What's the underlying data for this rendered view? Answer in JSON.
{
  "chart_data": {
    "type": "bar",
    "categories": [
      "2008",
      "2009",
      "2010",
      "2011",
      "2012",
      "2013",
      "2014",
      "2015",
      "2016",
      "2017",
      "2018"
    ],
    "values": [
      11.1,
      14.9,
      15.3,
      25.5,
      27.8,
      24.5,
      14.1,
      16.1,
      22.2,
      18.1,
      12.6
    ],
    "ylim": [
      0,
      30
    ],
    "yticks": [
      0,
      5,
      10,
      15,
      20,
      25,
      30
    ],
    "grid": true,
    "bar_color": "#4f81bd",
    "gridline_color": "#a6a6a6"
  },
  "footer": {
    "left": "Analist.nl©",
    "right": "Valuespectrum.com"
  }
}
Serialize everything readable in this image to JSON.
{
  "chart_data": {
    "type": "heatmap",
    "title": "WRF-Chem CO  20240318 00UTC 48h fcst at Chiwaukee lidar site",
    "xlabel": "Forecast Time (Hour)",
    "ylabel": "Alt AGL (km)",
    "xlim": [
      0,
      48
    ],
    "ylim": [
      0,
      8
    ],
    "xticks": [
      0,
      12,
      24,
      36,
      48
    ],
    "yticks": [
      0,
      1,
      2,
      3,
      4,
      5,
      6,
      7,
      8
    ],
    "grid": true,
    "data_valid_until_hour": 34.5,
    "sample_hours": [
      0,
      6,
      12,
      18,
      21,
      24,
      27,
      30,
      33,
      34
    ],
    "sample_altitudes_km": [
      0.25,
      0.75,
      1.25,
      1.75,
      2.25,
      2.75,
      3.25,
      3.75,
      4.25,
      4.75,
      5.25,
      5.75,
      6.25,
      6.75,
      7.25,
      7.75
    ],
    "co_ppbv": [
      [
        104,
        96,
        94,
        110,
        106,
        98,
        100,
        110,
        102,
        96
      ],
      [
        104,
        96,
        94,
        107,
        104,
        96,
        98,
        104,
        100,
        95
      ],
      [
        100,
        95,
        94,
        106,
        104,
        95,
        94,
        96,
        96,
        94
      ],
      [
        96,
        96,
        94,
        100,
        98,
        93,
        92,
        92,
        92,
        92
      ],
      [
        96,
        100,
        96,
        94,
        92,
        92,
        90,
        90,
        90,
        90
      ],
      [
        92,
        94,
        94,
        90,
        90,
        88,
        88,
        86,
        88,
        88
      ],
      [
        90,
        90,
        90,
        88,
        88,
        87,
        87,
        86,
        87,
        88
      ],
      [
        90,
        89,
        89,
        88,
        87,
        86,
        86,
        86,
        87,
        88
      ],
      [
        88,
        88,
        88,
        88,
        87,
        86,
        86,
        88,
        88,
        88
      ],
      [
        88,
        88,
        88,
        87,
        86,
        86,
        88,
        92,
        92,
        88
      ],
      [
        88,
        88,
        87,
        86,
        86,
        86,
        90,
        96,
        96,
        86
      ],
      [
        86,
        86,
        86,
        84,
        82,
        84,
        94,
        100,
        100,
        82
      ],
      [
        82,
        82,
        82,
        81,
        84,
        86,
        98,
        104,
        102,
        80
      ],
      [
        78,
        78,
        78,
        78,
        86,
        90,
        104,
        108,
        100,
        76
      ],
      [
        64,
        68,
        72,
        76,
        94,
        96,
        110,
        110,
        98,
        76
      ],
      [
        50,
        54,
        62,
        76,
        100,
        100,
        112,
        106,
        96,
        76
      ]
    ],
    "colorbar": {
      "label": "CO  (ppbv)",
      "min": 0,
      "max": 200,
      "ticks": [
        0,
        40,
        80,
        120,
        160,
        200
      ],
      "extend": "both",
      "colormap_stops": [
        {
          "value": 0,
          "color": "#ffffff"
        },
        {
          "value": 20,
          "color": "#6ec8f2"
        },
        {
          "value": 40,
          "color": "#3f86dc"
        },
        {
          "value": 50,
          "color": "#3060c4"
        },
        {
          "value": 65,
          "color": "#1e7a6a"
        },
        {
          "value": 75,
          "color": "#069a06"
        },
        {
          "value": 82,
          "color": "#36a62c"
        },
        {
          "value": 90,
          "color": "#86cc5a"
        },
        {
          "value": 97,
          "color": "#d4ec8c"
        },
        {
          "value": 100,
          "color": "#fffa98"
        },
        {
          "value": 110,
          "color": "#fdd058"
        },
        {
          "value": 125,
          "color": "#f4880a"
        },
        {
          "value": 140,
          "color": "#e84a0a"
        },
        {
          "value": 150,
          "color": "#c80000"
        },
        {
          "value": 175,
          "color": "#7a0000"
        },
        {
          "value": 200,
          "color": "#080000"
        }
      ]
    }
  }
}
= = = = = = =
Would you copy out each line exactly as written?

What's the underlying data for this rendered view? Answer in JSON.
{
  "chart_data": {
    "type": "bar",
    "categories": [
      "2008",
      "2009",
      "2010",
      "2011",
      "2012",
      "2013",
      "2014",
      "2015",
      "2016",
      "2017",
      "2018"
    ],
    "values": [
      11.1,
      14.9,
      15.3,
      25.5,
      27.8,
      24.5,
      14.1,
      16.1,
      22.2,
      18.1,
      12.6
    ],
    "ylim": [
      0,
      30
    ],
    "yticks": [
      0,
      5,
      10,
      15,
      20,
      25,
      30
    ],
    "grid": true,
    "bar_color": "#4f81bd",
    "gridline_color": "#a6a6a6"
  },
  "footer": {
    "left": "Analist.nl©",
    "right": "Valuespectrum.com"
  }
}
Serialize everything readable in this image to JSON.
{
  "chart_data": {
    "type": "heatmap",
    "title": "WRF-Chem CO  20240318 00UTC 48h fcst at Chiwaukee lidar site",
    "xlabel": "Forecast Time (Hour)",
    "ylabel": "Alt AGL (km)",
    "xlim": [
      0,
      48
    ],
    "ylim": [
      0,
      8
    ],
    "xticks": [
      0,
      12,
      24,
      36,
      48
    ],
    "yticks": [
      0,
      1,
      2,
      3,
      4,
      5,
      6,
      7,
      8
    ],
    "grid": true,
    "data_valid_until_hour": 34.5,
    "sample_hours": [
      0,
      6,
      12,
      18,
      21,
      24,
      27,
      30,
      33,
      34
    ],
    "sample_altitudes_km": [
      0.25,
      0.75,
      1.25,
      1.75,
      2.25,
      2.75,
      3.25,
      3.75,
      4.25,
      4.75,
      5.25,
      5.75,
      6.25,
      6.75,
      7.25,
      7.75
    ],
    "co_ppbv": [
      [
        104,
        96,
        94,
        110,
        106,
        98,
        100,
        110,
        102,
        96
      ],
      [
        104,
        96,
        94,
        107,
        104,
        96,
        98,
        104,
        100,
        95
      ],
      [
        100,
        95,
        94,
        106,
        104,
        95,
        94,
        96,
        96,
        94
      ],
      [
        96,
        96,
        94,
        100,
        98,
        93,
        92,
        92,
        92,
        92
      ],
      [
        96,
        100,
        96,
        94,
        92,
        92,
        90,
        90,
        90,
        90
      ],
      [
        92,
        94,
        94,
        90,
        90,
        88,
        88,
        86,
        88,
        88
      ],
      [
        90,
        90,
        90,
        88,
        88,
        87,
        87,
        86,
        87,
        88
      ],
      [
        90,
        89,
        89,
        88,
        87,
        86,
        86,
        86,
        87,
        88
      ],
      [
        88,
        88,
        88,
        88,
        87,
        86,
        86,
        88,
        88,
        88
      ],
      [
        88,
        88,
        88,
        87,
        86,
        86,
        88,
        92,
        92,
        88
      ],
      [
        88,
        88,
        87,
        86,
        86,
        86,
        90,
        96,
        96,
        86
      ],
      [
        86,
        86,
        86,
        84,
        82,
        84,
        94,
        100,
        100,
        82
      ],
      [
        82,
        82,
        82,
        81,
        84,
        86,
        98,
        104,
        102,
        80
      ],
      [
        78,
        78,
        78,
        78,
        86,
        90,
        104,
        108,
        100,
        76
      ],
      [
        64,
        68,
        72,
        76,
        94,
        96,
        110,
        110,
        98,
        76
      ],
      [
        50,
        54,
        62,
        76,
        100,
        100,
        112,
        106,
        96,
        76
      ]
    ],
    "colorbar": {
      "label": "CO  (ppbv)",
      "min": 0,
      "max": 200,
      "ticks": [
        0,
        40,
        80,
        120,
        160,
        200
      ],
      "extend": "both",
      "colormap_stops": [
        {
          "value": 0,
          "color": "#ffffff"
        },
        {
          "value": 20,
          "color": "#6ec8f2"
        },
        {
          "value": 40,
          "color": "#3f86dc"
        },
        {
          "value": 50,
          "color": "#3060c4"
        },
        {
          "value": 65,
          "color": "#1e7a6a"
        },
        {
          "value": 75,
          "color": "#069a06"
        },
        {
          "value": 82,
          "color": "#36a62c"
        },
        {
          "value": 90,
          "color": "#86cc5a"
        },
        {
          "value": 97,
          "color": "#d4ec8c"
        },
        {
          "value": 100,
          "color": "#fffa98"
        },
        {
          "value": 110,
          "color": "#fdd058"
        },
        {
          "value": 125,
          "color": "#f4880a"
        },
        {
          "value": 140,
          "color": "#e84a0a"
        },
        {
          "value": 150,
          "color": "#c80000"
        },
        {
          "value": 175,
          "color": "#7a0000"
        },
        {
          "value": 200,
          "color": "#080000"
        }
      ]
    }
  }
}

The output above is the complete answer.